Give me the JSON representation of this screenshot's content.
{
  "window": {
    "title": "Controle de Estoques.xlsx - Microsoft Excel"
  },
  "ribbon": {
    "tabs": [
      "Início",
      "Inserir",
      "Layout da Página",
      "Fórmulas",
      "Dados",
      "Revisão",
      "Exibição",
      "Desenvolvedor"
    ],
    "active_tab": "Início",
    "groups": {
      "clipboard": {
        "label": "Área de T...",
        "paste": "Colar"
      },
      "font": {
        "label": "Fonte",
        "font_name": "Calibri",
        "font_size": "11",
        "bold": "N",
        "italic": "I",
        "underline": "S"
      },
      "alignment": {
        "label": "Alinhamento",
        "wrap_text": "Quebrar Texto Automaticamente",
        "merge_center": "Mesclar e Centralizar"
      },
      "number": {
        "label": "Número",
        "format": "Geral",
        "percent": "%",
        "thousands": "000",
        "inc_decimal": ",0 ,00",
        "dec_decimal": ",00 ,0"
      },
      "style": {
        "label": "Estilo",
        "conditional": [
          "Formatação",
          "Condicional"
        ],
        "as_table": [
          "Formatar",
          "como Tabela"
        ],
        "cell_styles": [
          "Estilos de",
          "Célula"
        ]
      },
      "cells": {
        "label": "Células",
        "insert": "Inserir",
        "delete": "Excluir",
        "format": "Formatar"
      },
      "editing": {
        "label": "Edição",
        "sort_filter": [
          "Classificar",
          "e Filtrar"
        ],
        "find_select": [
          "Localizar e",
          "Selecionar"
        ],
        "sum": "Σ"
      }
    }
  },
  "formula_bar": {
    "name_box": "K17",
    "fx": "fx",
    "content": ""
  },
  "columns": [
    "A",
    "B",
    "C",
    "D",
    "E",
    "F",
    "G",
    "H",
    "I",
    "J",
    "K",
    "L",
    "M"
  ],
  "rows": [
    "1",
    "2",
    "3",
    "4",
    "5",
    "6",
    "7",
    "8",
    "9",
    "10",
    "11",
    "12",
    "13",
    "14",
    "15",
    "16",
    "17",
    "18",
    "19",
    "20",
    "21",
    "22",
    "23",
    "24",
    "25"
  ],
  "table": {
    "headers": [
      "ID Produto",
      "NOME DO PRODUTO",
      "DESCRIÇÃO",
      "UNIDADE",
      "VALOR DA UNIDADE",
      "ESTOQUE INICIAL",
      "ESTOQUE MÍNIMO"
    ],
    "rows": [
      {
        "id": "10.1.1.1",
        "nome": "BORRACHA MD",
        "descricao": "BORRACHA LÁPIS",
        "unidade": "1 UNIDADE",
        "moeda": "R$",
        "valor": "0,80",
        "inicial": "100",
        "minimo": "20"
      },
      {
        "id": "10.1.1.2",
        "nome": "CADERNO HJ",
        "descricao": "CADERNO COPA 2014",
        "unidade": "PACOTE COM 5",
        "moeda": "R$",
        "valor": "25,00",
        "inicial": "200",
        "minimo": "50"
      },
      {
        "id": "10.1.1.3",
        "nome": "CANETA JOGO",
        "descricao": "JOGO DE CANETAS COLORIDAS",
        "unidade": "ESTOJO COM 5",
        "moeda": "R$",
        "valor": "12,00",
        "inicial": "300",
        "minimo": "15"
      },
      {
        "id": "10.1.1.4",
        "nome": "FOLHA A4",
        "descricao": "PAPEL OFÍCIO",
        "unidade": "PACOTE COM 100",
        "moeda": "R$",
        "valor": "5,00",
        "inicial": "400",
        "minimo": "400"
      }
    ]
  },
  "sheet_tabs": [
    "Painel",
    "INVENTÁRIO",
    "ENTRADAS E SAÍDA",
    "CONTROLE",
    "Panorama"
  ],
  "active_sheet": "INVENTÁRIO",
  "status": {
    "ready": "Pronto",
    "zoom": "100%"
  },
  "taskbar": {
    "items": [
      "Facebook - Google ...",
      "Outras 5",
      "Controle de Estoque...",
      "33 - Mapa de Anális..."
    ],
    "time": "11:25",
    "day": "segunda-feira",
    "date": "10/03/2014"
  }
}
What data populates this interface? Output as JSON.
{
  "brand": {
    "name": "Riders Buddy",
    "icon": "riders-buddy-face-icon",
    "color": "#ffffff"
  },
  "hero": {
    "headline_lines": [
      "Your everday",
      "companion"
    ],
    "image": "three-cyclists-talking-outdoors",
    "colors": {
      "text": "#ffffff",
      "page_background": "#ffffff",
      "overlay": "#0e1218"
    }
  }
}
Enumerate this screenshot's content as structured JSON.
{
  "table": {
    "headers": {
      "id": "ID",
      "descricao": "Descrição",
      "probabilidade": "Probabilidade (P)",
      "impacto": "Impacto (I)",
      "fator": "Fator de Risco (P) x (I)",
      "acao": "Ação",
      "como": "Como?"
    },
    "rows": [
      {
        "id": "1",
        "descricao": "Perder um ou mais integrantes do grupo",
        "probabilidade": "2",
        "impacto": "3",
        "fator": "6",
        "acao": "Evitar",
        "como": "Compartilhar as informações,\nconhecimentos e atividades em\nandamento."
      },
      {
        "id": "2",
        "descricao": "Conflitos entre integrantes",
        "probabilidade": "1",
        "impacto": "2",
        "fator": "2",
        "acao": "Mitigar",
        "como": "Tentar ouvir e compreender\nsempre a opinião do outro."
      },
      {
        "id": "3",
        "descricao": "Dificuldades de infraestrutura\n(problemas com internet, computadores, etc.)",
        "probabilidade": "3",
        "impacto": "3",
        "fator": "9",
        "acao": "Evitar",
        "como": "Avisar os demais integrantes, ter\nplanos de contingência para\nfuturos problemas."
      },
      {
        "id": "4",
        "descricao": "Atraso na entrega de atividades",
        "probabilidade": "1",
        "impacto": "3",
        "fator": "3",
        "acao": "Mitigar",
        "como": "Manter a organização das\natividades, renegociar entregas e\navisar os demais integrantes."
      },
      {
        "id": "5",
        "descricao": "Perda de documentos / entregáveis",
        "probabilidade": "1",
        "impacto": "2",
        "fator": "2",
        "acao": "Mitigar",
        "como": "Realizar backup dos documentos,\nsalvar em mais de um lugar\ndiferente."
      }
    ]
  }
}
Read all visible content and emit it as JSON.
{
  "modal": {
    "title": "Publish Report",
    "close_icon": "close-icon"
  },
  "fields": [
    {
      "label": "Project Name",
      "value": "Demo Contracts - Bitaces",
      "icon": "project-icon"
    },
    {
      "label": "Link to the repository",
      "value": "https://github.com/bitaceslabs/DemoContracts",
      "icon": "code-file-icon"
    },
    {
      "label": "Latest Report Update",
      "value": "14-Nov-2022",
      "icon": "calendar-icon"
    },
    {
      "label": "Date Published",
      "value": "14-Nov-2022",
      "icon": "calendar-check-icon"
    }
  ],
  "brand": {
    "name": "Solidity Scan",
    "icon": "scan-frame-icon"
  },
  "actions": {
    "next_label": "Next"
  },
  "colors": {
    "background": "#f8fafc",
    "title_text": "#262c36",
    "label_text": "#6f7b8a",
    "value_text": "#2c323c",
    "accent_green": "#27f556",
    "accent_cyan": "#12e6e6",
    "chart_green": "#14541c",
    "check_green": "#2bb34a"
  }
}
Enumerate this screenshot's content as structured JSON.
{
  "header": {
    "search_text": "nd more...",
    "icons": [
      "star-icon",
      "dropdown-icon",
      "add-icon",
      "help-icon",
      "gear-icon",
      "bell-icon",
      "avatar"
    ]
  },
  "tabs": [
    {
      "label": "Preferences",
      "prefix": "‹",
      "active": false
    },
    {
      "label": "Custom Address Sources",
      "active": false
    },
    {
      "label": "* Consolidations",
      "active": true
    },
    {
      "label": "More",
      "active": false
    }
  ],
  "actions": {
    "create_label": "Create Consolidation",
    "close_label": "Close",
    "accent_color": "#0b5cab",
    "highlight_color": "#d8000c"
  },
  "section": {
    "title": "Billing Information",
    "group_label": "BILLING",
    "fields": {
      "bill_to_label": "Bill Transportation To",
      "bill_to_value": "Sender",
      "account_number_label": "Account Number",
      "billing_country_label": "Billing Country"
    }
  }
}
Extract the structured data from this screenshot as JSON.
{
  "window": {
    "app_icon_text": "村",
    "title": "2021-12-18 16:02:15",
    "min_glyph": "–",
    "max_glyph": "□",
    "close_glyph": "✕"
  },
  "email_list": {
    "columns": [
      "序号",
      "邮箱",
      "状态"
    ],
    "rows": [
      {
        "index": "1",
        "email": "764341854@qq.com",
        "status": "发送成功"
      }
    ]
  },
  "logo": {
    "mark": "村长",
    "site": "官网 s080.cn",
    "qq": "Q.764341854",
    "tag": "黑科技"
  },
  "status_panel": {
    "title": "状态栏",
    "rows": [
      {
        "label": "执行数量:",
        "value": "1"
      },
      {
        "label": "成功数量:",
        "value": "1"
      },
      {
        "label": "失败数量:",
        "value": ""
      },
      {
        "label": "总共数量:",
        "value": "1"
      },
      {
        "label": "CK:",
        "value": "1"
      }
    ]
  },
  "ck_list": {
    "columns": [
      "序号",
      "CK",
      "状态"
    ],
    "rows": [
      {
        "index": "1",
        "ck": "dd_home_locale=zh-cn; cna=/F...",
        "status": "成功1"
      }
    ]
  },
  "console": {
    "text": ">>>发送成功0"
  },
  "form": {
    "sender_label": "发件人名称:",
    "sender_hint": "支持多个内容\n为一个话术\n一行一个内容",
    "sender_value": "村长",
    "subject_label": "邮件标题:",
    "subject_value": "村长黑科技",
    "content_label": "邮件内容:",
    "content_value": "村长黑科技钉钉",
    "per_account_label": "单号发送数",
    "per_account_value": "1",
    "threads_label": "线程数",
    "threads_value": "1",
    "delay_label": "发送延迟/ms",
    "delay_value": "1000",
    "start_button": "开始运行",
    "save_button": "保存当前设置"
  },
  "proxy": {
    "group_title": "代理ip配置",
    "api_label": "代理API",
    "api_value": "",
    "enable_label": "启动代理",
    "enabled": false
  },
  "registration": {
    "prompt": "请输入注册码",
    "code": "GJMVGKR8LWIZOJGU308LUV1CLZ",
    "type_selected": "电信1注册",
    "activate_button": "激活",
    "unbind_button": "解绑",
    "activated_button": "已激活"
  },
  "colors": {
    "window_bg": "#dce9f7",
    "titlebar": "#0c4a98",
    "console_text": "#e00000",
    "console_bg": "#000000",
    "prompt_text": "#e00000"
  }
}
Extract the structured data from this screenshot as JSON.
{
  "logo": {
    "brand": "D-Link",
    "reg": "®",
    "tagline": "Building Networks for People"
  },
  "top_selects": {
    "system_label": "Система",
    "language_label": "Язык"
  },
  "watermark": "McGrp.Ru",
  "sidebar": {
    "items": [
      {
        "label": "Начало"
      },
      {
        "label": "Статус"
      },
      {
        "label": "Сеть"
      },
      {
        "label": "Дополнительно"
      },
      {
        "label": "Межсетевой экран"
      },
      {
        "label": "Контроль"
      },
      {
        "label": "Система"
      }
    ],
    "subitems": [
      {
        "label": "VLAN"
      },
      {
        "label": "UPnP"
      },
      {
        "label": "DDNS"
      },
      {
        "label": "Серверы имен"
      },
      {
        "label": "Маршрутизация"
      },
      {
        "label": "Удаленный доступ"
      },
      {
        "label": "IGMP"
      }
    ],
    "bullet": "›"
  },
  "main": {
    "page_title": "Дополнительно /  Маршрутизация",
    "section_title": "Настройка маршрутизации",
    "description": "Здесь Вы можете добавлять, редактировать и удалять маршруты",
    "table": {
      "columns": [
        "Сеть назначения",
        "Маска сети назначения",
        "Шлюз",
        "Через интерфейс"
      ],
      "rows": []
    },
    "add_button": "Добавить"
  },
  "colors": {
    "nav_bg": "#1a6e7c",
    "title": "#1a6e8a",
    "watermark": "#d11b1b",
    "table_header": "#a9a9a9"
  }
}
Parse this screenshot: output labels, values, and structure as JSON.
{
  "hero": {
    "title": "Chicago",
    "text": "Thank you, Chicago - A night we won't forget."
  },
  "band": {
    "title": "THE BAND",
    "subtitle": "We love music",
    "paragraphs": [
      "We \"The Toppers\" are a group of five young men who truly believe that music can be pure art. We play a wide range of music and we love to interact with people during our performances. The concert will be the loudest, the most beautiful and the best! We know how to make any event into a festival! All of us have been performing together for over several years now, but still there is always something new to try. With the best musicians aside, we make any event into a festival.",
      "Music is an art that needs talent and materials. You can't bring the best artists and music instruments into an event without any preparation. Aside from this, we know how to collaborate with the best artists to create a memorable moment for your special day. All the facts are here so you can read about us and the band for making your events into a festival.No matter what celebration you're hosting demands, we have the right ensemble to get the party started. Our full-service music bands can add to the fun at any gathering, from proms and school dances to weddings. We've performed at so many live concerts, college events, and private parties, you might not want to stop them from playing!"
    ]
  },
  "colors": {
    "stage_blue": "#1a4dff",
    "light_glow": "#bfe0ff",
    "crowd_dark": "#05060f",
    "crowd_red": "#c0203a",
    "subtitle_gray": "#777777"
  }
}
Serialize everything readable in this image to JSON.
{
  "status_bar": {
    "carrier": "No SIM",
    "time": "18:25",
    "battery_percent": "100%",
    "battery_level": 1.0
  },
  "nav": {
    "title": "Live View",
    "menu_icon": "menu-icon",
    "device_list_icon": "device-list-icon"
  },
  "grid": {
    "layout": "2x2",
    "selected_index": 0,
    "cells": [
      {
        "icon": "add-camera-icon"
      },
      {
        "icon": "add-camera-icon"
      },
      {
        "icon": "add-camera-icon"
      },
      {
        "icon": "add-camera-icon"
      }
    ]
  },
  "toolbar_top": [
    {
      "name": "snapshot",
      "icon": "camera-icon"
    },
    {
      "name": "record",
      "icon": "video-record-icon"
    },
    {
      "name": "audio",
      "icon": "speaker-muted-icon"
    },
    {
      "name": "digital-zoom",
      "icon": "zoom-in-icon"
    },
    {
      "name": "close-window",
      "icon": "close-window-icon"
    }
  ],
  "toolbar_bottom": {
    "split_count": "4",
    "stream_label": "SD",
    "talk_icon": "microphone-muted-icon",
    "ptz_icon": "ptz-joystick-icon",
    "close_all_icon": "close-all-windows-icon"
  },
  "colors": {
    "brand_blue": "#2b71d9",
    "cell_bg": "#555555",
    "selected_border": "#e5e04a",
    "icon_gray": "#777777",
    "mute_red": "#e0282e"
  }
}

== == ==

* Stated task
Using the entries above, return each line that includes the word "muted".

* Complete answer
      "icon": "speaker-muted-icon"
    "talk_icon": "microphone-muted-icon",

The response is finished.